SUPPLIED DATA:
**********
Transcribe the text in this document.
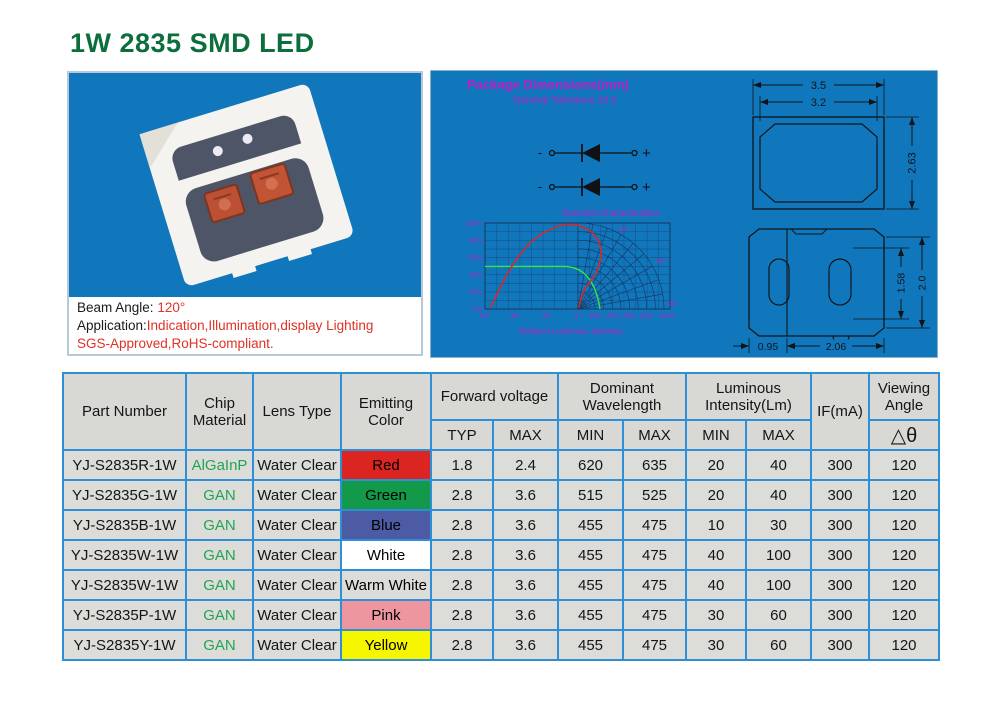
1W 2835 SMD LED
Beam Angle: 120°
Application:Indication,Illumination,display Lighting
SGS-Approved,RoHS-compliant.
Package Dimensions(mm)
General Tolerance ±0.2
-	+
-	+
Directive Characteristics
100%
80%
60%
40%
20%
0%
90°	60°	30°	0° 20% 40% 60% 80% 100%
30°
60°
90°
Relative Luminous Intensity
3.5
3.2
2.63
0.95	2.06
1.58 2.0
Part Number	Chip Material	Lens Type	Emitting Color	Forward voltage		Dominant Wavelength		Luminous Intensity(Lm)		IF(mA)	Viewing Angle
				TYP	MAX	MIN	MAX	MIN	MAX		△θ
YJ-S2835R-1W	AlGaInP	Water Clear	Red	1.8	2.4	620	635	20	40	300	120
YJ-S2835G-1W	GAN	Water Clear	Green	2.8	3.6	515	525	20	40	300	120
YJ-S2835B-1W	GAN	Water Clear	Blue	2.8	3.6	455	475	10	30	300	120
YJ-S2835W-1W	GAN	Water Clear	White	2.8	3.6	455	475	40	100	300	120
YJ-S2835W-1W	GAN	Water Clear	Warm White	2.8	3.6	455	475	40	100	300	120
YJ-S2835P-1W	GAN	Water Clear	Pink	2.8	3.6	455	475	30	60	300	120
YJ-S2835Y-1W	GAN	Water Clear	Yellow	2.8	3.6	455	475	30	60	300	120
**********
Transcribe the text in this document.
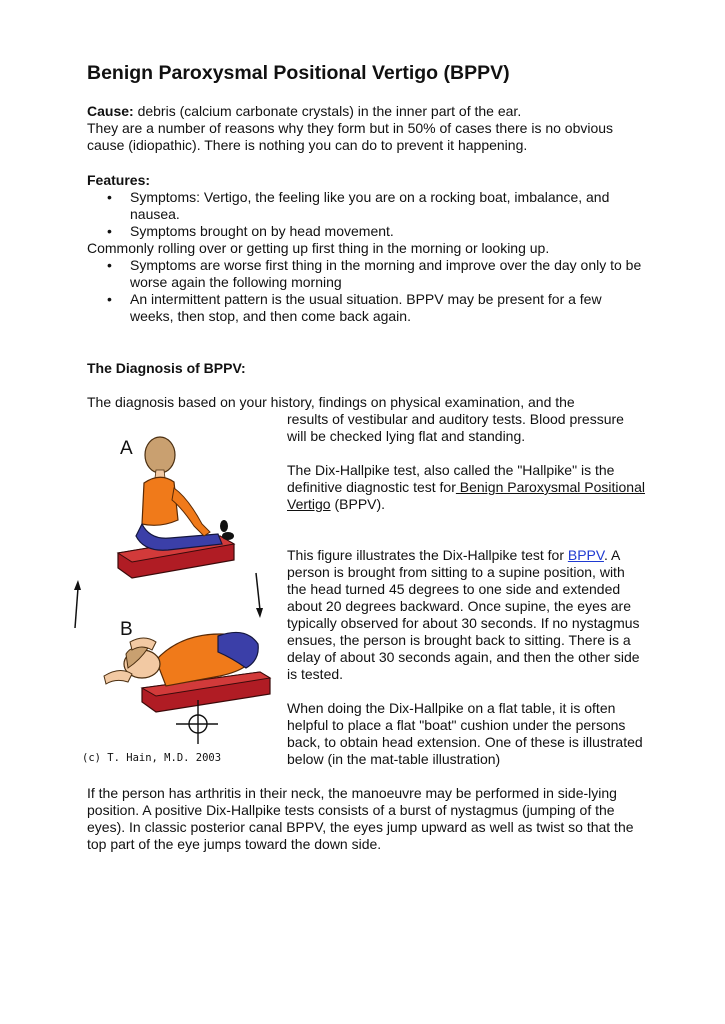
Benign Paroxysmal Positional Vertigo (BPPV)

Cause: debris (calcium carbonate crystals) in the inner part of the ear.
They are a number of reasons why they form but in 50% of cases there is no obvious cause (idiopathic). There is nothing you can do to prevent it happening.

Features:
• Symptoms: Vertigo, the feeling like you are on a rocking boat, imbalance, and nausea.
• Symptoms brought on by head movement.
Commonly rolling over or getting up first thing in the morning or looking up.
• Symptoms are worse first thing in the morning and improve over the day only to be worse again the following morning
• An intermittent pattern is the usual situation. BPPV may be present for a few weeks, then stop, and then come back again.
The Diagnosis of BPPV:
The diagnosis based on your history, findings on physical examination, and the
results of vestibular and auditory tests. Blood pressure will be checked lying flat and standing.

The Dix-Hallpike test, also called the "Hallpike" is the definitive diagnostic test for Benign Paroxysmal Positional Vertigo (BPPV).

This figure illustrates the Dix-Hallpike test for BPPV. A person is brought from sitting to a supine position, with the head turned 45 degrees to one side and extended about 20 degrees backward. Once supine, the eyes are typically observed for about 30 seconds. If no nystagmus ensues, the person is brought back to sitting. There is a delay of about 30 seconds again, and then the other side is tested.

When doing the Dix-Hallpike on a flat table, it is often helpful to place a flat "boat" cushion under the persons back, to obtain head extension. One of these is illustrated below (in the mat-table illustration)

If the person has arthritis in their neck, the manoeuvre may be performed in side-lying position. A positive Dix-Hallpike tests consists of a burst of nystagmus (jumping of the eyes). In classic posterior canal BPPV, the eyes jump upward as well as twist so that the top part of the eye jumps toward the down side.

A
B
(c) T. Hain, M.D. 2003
**********
Keep only those lines of the records that hold "Benign", and return them.

WRITTEN REPLY:
Benign Paroxysmal Positional Vertigo (BPPV)
The Dix-Hallpike test, also called the "Hallpike" is the definitive diagnostic test for Benign Paroxysmal Positional Vertigo (BPPV).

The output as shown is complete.